## [TASK BRIEF]
Below are records; work out how many of their lines hold the string "color" and give that number alone.

## [RAW DATA]
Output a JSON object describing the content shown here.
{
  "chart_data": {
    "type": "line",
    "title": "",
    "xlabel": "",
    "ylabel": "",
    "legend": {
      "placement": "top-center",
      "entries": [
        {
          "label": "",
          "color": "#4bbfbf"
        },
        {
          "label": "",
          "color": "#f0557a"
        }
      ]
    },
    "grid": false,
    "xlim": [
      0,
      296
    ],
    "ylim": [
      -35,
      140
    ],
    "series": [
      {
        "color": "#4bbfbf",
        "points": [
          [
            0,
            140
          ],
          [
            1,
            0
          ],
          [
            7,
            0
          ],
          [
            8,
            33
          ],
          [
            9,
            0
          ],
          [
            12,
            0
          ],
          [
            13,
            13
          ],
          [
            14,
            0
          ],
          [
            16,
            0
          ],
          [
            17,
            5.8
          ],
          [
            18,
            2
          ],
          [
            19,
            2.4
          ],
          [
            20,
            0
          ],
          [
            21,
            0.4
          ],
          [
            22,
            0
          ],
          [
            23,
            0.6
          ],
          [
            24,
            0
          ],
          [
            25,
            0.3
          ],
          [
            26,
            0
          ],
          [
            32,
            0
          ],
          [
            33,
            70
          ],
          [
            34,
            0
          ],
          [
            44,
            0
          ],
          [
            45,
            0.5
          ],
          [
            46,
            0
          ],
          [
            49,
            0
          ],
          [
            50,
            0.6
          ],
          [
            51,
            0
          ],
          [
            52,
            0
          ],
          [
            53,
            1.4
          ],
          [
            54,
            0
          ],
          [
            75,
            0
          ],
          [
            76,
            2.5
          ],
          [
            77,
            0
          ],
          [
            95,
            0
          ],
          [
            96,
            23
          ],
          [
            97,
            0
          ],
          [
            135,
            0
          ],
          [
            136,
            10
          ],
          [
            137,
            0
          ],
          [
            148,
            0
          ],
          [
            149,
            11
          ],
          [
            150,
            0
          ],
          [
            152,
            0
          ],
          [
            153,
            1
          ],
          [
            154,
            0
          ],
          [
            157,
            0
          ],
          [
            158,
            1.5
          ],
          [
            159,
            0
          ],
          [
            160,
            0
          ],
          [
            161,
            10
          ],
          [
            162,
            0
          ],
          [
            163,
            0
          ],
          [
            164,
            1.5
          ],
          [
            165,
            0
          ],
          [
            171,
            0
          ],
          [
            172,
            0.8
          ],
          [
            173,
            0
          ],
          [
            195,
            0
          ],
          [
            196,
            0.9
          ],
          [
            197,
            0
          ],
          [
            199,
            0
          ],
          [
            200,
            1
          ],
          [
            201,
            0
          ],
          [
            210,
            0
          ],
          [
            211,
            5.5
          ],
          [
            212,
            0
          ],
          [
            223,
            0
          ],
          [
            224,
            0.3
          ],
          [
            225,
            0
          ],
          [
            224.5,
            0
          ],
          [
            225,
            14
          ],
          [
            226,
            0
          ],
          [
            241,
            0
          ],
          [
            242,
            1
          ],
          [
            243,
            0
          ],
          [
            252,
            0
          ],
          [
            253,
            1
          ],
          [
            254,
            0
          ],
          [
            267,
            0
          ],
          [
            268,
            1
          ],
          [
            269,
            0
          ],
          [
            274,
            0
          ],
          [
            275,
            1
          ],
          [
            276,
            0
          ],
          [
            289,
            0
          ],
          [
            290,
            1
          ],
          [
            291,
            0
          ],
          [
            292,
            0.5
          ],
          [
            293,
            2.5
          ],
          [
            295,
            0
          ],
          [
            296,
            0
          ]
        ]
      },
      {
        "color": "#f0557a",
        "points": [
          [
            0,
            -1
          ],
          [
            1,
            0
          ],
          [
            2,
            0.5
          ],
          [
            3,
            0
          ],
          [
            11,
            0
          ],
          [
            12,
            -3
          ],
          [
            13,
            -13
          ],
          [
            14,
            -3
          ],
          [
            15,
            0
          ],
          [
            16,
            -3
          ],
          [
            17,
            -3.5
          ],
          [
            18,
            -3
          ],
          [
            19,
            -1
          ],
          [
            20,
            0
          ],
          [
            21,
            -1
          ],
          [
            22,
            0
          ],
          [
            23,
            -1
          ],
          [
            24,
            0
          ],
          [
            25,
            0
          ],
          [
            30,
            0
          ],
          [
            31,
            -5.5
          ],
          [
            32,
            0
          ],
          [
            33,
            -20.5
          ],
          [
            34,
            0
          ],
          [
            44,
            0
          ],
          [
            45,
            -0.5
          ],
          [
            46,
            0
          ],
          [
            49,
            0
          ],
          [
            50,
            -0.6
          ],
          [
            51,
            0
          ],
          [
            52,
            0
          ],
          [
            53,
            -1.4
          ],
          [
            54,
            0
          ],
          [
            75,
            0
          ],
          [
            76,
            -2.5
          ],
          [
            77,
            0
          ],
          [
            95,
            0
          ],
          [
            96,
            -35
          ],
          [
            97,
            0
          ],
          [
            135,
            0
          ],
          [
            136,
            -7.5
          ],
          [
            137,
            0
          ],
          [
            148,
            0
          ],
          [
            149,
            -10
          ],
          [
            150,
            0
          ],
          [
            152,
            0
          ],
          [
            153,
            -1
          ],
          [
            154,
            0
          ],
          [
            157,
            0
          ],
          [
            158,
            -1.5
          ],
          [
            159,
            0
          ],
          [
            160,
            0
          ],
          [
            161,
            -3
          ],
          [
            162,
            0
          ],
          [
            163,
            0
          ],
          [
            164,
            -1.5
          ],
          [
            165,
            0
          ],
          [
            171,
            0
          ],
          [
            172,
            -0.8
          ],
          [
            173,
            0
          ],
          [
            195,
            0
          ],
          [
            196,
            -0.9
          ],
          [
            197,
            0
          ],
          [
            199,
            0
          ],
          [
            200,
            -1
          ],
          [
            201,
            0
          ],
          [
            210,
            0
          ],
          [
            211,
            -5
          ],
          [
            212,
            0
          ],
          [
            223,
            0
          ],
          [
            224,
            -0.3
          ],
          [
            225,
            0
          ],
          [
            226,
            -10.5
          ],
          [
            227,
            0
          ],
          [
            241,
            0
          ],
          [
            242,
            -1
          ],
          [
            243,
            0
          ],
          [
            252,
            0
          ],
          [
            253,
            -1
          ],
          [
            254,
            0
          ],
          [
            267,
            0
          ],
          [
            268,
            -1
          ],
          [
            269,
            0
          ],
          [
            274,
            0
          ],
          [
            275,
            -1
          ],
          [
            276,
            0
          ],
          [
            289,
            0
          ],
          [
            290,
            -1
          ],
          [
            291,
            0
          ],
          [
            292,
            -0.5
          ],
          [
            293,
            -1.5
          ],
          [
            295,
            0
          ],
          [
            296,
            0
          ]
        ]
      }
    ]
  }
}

## [WORKED ANSWER]
4